Input:
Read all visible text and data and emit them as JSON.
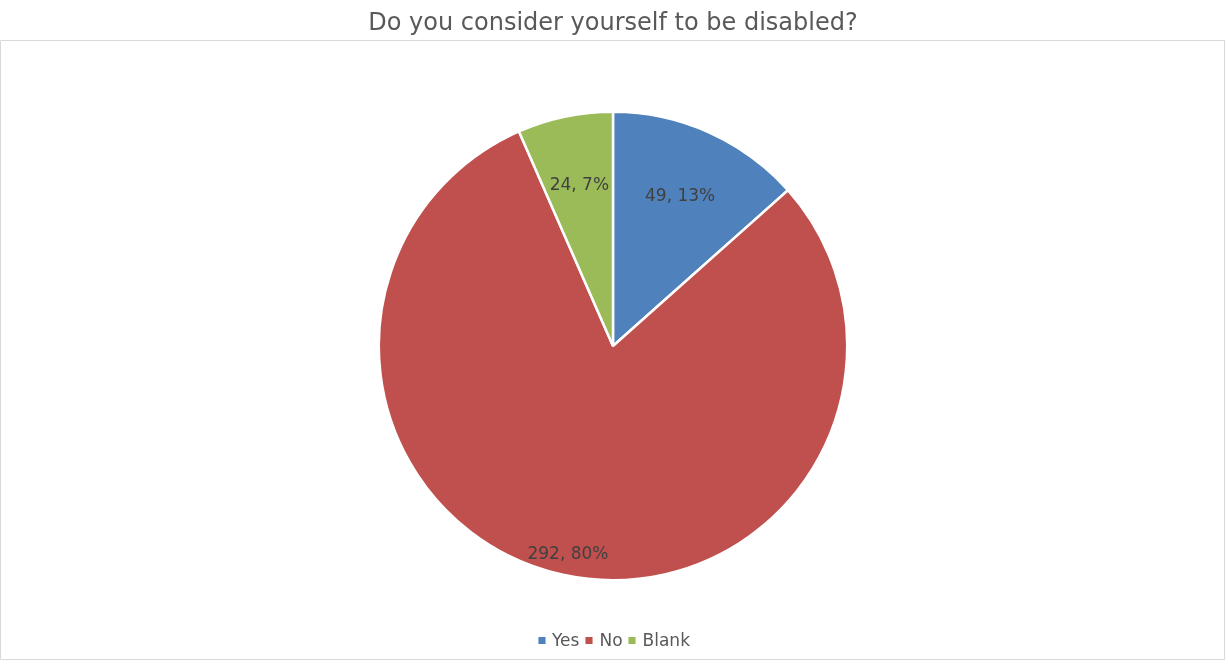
{
  "chart_data": {
    "type": "pie",
    "title": "Do you consider yourself to be disabled?",
    "categories": [
      "Yes",
      "No",
      "Blank"
    ],
    "values": [
      49,
      292,
      24
    ],
    "colors": [
      "#4f81bd",
      "#c0504d",
      "#9bbb59"
    ],
    "value_labels": [
      "49, 13%",
      "292, 80%",
      "24, 7%"
    ],
    "legend": "bottom"
  }
}
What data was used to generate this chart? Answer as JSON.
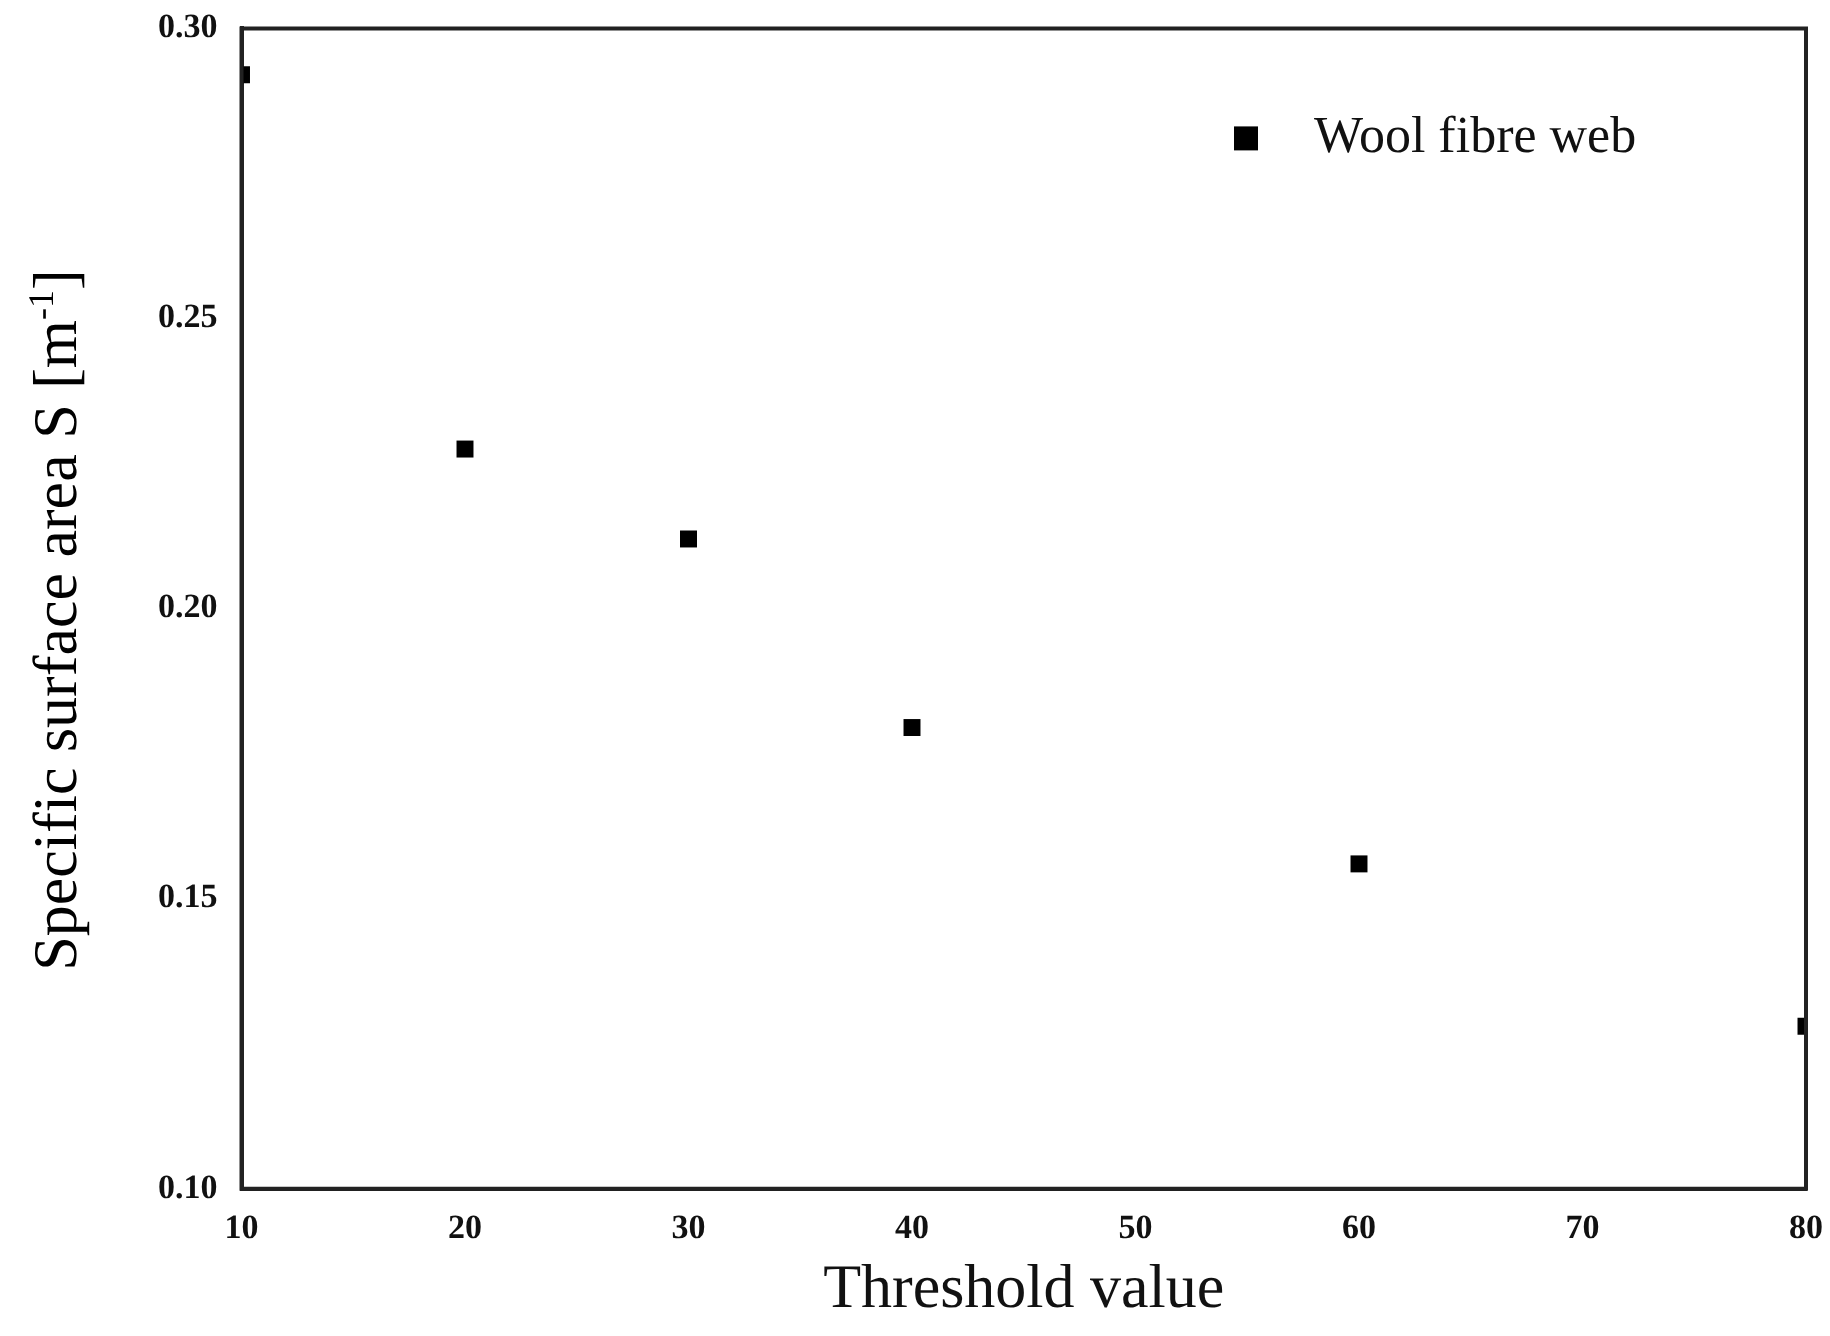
{
  "chart_data": {
    "type": "scatter",
    "xlabel": "Threshold value",
    "ylabel": "Specific surface area S [m$^{-1}$]",
    "x": [
      10,
      20,
      30,
      40,
      60,
      80
    ],
    "series": [
      {
        "name": "Wool fibre web",
        "color": "#000000",
        "values": [
          0.292,
          0.2275,
          0.212,
          0.1795,
          0.156,
          0.128
        ]
      }
    ],
    "xlim": [
      10,
      80
    ],
    "xticks": [
      10,
      20,
      30,
      40,
      50,
      60,
      70,
      80
    ],
    "ylim": [
      0.1,
      0.3
    ],
    "yticks": [
      {
        "value": 0.1,
        "label": "0.10"
      },
      {
        "value": 0.15,
        "label": "0.15"
      },
      {
        "value": 0.2,
        "label": "0.20"
      },
      {
        "value": 0.25,
        "label": "0.25"
      },
      {
        "value": 0.3,
        "label": "0.30"
      }
    ],
    "marker": "square",
    "legend": "top right",
    "grid": false
  }
}
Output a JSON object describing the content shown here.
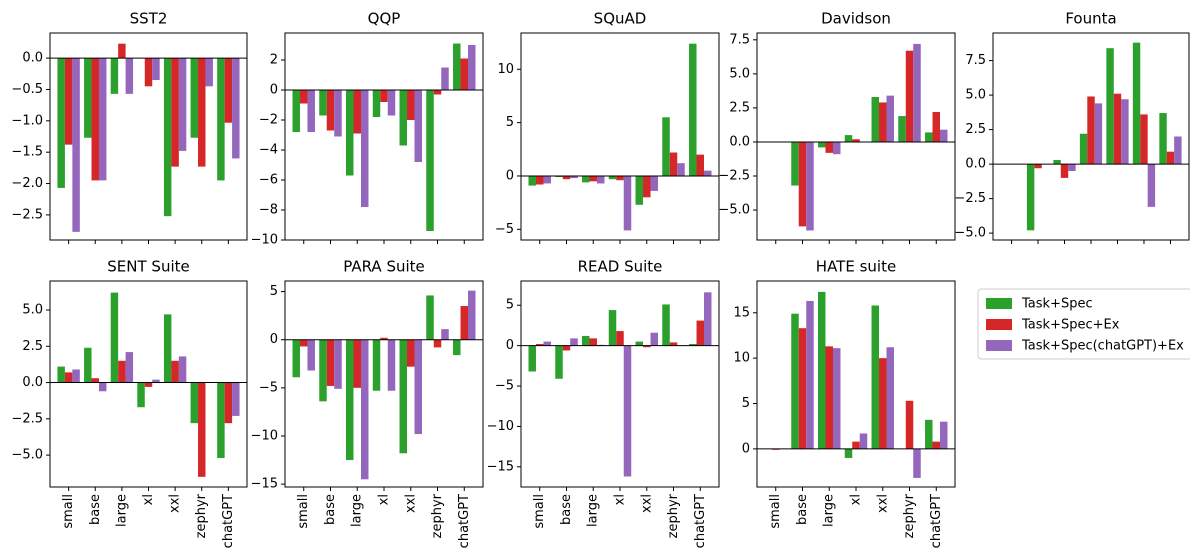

What the task requires: Filter out every line that lacks the word "JSON", and copy the rest.

Exercise result:
Read all visible text and data and emit them as JSON.
What data was used to generate this chart? Answer as JSON.
Output a JSON object describing the content shown here.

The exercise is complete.